(Records contained in a dataset)
■ ■ ■

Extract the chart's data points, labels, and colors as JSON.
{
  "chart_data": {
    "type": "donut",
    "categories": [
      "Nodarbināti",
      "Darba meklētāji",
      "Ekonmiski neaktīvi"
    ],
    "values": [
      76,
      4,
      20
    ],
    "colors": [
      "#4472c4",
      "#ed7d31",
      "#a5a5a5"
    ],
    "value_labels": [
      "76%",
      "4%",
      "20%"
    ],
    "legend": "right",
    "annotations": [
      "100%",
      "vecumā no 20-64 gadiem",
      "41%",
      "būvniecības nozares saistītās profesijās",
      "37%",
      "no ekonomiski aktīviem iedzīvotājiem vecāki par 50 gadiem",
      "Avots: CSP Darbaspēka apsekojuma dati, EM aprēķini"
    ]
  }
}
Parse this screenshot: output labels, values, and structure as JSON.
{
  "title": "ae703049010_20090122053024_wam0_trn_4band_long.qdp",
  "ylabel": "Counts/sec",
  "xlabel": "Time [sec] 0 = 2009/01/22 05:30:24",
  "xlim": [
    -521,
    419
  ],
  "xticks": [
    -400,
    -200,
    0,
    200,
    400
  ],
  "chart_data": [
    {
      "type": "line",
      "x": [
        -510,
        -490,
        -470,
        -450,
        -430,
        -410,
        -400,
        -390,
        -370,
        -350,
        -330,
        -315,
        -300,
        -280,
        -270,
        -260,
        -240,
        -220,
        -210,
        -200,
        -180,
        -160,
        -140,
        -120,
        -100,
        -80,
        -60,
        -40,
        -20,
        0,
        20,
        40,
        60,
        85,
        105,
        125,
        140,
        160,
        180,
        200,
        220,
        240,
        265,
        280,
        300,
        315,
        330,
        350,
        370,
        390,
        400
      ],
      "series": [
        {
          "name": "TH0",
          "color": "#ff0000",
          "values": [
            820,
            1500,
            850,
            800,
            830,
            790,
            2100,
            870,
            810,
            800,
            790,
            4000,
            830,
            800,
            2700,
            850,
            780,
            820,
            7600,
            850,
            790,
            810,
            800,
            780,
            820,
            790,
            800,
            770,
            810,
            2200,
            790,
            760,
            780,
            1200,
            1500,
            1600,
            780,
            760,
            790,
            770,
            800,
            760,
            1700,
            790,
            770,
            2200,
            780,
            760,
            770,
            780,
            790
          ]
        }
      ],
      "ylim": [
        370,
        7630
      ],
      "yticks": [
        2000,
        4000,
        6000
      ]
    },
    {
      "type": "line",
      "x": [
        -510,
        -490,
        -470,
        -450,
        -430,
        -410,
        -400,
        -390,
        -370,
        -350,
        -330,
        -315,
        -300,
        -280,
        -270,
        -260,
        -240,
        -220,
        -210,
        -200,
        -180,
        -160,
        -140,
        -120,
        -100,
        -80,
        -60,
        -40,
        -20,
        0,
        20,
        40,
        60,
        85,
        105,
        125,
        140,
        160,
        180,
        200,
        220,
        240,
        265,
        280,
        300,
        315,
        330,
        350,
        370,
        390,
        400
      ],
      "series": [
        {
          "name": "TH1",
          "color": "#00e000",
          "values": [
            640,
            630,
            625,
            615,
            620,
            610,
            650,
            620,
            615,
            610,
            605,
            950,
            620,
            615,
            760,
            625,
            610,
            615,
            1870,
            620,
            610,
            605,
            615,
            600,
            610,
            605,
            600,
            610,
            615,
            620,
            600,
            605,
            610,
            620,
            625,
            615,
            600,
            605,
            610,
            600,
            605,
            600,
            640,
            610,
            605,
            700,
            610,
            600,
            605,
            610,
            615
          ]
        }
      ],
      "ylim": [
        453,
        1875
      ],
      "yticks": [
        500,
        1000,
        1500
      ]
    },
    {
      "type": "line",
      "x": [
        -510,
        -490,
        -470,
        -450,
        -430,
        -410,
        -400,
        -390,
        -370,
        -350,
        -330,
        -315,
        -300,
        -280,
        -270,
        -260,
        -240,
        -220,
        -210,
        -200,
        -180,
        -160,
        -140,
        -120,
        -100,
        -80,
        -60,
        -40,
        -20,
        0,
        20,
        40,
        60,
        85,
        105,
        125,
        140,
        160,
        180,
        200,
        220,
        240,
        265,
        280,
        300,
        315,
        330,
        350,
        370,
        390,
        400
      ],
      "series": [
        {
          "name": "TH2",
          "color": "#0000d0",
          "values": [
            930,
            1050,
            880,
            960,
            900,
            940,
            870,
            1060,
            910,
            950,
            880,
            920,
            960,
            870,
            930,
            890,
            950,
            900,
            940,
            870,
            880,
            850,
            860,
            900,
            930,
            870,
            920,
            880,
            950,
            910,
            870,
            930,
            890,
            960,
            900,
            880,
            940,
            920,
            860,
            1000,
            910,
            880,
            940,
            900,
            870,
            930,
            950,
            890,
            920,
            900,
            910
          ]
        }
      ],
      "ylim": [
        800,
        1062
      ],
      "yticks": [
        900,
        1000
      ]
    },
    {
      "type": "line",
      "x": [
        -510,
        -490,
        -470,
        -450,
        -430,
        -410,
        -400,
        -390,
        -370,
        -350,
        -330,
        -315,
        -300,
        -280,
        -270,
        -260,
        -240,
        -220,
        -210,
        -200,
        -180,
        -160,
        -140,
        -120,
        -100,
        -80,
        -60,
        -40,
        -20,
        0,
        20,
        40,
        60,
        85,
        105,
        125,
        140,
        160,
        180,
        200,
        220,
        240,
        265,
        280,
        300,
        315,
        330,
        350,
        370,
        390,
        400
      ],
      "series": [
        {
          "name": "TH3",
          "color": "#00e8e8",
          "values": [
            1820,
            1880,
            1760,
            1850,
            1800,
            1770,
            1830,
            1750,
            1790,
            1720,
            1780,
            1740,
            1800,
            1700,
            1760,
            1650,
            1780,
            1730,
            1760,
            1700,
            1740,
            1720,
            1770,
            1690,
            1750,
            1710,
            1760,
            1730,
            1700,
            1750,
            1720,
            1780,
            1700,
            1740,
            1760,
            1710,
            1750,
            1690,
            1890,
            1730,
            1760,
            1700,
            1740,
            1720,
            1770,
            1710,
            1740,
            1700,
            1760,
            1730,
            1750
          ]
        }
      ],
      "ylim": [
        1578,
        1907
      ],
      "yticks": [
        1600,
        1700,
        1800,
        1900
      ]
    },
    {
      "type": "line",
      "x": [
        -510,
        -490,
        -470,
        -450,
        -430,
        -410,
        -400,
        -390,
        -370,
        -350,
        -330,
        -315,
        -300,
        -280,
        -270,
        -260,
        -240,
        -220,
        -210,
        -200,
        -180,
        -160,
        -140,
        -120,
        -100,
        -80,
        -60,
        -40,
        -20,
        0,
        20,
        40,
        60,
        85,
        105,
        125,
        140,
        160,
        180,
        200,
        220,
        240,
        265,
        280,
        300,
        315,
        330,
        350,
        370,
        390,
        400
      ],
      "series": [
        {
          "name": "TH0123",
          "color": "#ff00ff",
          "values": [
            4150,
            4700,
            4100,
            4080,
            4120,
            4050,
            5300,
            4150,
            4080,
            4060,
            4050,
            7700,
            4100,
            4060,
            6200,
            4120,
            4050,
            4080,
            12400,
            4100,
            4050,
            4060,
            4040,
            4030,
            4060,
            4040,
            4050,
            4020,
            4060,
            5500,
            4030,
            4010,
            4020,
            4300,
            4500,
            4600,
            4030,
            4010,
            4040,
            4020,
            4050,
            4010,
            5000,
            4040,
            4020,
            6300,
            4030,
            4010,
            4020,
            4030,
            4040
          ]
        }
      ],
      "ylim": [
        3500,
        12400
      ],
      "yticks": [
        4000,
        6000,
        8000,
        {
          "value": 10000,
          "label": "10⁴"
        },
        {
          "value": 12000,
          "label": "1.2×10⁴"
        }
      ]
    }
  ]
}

■ ■ ■

All of the entries above must be quoted exactly.

▶ [Final result]:
Extract the chart's data points, labels, and colors as JSON.
{
  "chart_data": {
    "type": "donut",
    "categories": [
      "Nodarbināti",
      "Darba meklētāji",
      "Ekonmiski neaktīvi"
    ],
    "values": [
      76,
      4,
      20
    ],
    "colors": [
      "#4472c4",
      "#ed7d31",
      "#a5a5a5"
    ],
    "value_labels": [
      "76%",
      "4%",
      "20%"
    ],
    "legend": "right",
    "annotations": [
      "100%",
      "vecumā no 20-64 gadiem",
      "41%",
      "būvniecības nozares saistītās profesijās",
      "37%",
      "no ekonomiski aktīviem iedzīvotājiem vecāki par 50 gadiem",
      "Avots: CSP Darbaspēka apsekojuma dati, EM aprēķini"
    ]
  }
}
Parse this screenshot: output labels, values, and structure as JSON.
{
  "title": "ae703049010_20090122053024_wam0_trn_4band_long.qdp",
  "ylabel": "Counts/sec",
  "xlabel": "Time [sec] 0 = 2009/01/22 05:30:24",
  "xlim": [
    -521,
    419
  ],
  "xticks": [
    -400,
    -200,
    0,
    200,
    400
  ],
  "chart_data": [
    {
      "type": "line",
      "x": [
        -510,
        -490,
        -470,
        -450,
        -430,
        -410,
        -400,
        -390,
        -370,
        -350,
        -330,
        -315,
        -300,
        -280,
        -270,
        -260,
        -240,
        -220,
        -210,
        -200,
        -180,
        -160,
        -140,
        -120,
        -100,
        -80,
        -60,
        -40,
        -20,
        0,
        20,
        40,
        60,
        85,
        105,
        125,
        140,
        160,
        180,
        200,
        220,
        240,
        265,
        280,
        300,
        315,
        330,
        350,
        370,
        390,
        400
      ],
      "series": [
        {
          "name": "TH0",
          "color": "#ff0000",
          "values": [
            820,
            1500,
            850,
            800,
            830,
            790,
            2100,
            870,
            810,
            800,
            790,
            4000,
            830,
            800,
            2700,
            850,
            780,
            820,
            7600,
            850,
            790,
            810,
            800,
            780,
            820,
            790,
            800,
            770,
            810,
            2200,
            790,
            760,
            780,
            1200,
            1500,
            1600,
            780,
            760,
            790,
            770,
            800,
            760,
            1700,
            790,
            770,
            2200,
            780,
            760,
            770,
            780,
            790
          ]
        }
      ],
      "ylim": [
        370,
        7630
      ],
      "yticks": [
        2000,
        4000,
        6000
      ]
    },
    {
      "type": "line",
      "x": [
        -510,
        -490,
        -470,
        -450,
        -430,
        -410,
        -400,
        -390,
        -370,
        -350,
        -330,
        -315,
        -300,
        -280,
        -270,
        -260,
        -240,
        -220,
        -210,
        -200,
        -180,
        -160,
        -140,
        -120,
        -100,
        -80,
        -60,
        -40,
        -20,
        0,
        20,
        40,
        60,
        85,
        105,
        125,
        140,
        160,
        180,
        200,
        220,
        240,
        265,
        280,
        300,
        315,
        330,
        350,
        370,
        390,
        400
      ],
      "series": [
        {
          "name": "TH1",
          "color": "#00e000",
          "values": [
            640,
            630,
            625,
            615,
            620,
            610,
            650,
            620,
            615,
            610,
            605,
            950,
            620,
            615,
            760,
            625,
            610,
            615,
            1870,
            620,
            610,
            605,
            615,
            600,
            610,
            605,
            600,
            610,
            615,
            620,
            600,
            605,
            610,
            620,
            625,
            615,
            600,
            605,
            610,
            600,
            605,
            600,
            640,
            610,
            605,
            700,
            610,
            600,
            605,
            610,
            615
          ]
        }
      ],
      "ylim": [
        453,
        1875
      ],
      "yticks": [
        500,
        1000,
        1500
      ]
    },
    {
      "type": "line",
      "x": [
        -510,
        -490,
        -470,
        -450,
        -430,
        -410,
        -400,
        -390,
        -370,
        -350,
        -330,
        -315,
        -300,
        -280,
        -270,
        -260,
        -240,
        -220,
        -210,
        -200,
        -180,
        -160,
        -140,
        -120,
        -100,
        -80,
        -60,
        -40,
        -20,
        0,
        20,
        40,
        60,
        85,
        105,
        125,
        140,
        160,
        180,
        200,
        220,
        240,
        265,
        280,
        300,
        315,
        330,
        350,
        370,
        390,
        400
      ],
      "series": [
        {
          "name": "TH2",
          "color": "#0000d0",
          "values": [
            930,
            1050,
            880,
            960,
            900,
            940,
            870,
            1060,
            910,
            950,
            880,
            920,
            960,
            870,
            930,
            890,
            950,
            900,
            940,
            870,
            880,
            850,
            860,
            900,
            930,
            870,
            920,
            880,
            950,
            910,
            870,
            930,
            890,
            960,
            900,
            880,
            940,
            920,
            860,
            1000,
            910,
            880,
            940,
            900,
            870,
            930,
            950,
            890,
            920,
            900,
            910
          ]
        }
      ],
      "ylim": [
        800,
        1062
      ],
      "yticks": [
        900,
        1000
      ]
    },
    {
      "type": "line",
      "x": [
        -510,
        -490,
        -470,
        -450,
        -430,
        -410,
        -400,
        -390,
        -370,
        -350,
        -330,
        -315,
        -300,
        -280,
        -270,
        -260,
        -240,
        -220,
        -210,
        -200,
        -180,
        -160,
        -140,
        -120,
        -100,
        -80,
        -60,
        -40,
        -20,
        0,
        20,
        40,
        60,
        85,
        105,
        125,
        140,
        160,
        180,
        200,
        220,
        240,
        265,
        280,
        300,
        315,
        330,
        350,
        370,
        390,
        400
      ],
      "series": [
        {
          "name": "TH3",
          "color": "#00e8e8",
          "values": [
            1820,
            1880,
            1760,
            1850,
            1800,
            1770,
            1830,
            1750,
            1790,
            1720,
            1780,
            1740,
            1800,
            1700,
            1760,
            1650,
            1780,
            1730,
            1760,
            1700,
            1740,
            1720,
            1770,
            1690,
            1750,
            1710,
            1760,
            1730,
            1700,
            1750,
            1720,
            1780,
            1700,
            1740,
            1760,
            1710,
            1750,
            1690,
            1890,
            1730,
            1760,
            1700,
            1740,
            1720,
            1770,
            1710,
            1740,
            1700,
            1760,
            1730,
            1750
          ]
        }
      ],
      "ylim": [
        1578,
        1907
      ],
      "yticks": [
        1600,
        1700,
        1800,
        1900
      ]
    },
    {
      "type": "line",
      "x": [
        -510,
        -490,
        -470,
        -450,
        -430,
        -410,
        -400,
        -390,
        -370,
        -350,
        -330,
        -315,
        -300,
        -280,
        -270,
        -260,
        -240,
        -220,
        -210,
        -200,
        -180,
        -160,
        -140,
        -120,
        -100,
        -80,
        -60,
        -40,
        -20,
        0,
        20,
        40,
        60,
        85,
        105,
        125,
        140,
        160,
        180,
        200,
        220,
        240,
        265,
        280,
        300,
        315,
        330,
        350,
        370,
        390,
        400
      ],
      "series": [
        {
          "name": "TH0123",
          "color": "#ff00ff",
          "values": [
            4150,
            4700,
            4100,
            4080,
            4120,
            4050,
            5300,
            4150,
            4080,
            4060,
            4050,
            7700,
            4100,
            4060,
            6200,
            4120,
            4050,
            4080,
            12400,
            4100,
            4050,
            4060,
            4040,
            4030,
            4060,
            4040,
            4050,
            4020,
            4060,
            5500,
            4030,
            4010,
            4020,
            4300,
            4500,
            4600,
            4030,
            4010,
            4040,
            4020,
            4050,
            4010,
            5000,
            4040,
            4020,
            6300,
            4030,
            4010,
            4020,
            4030,
            4040
          ]
        }
      ],
      "ylim": [
        3500,
        12400
      ],
      "yticks": [
        4000,
        6000,
        8000,
        {
          "value": 10000,
          "label": "10⁴"
        },
        {
          "value": 12000,
          "label": "1.2×10⁴"
        }
      ]
    }
  ]
}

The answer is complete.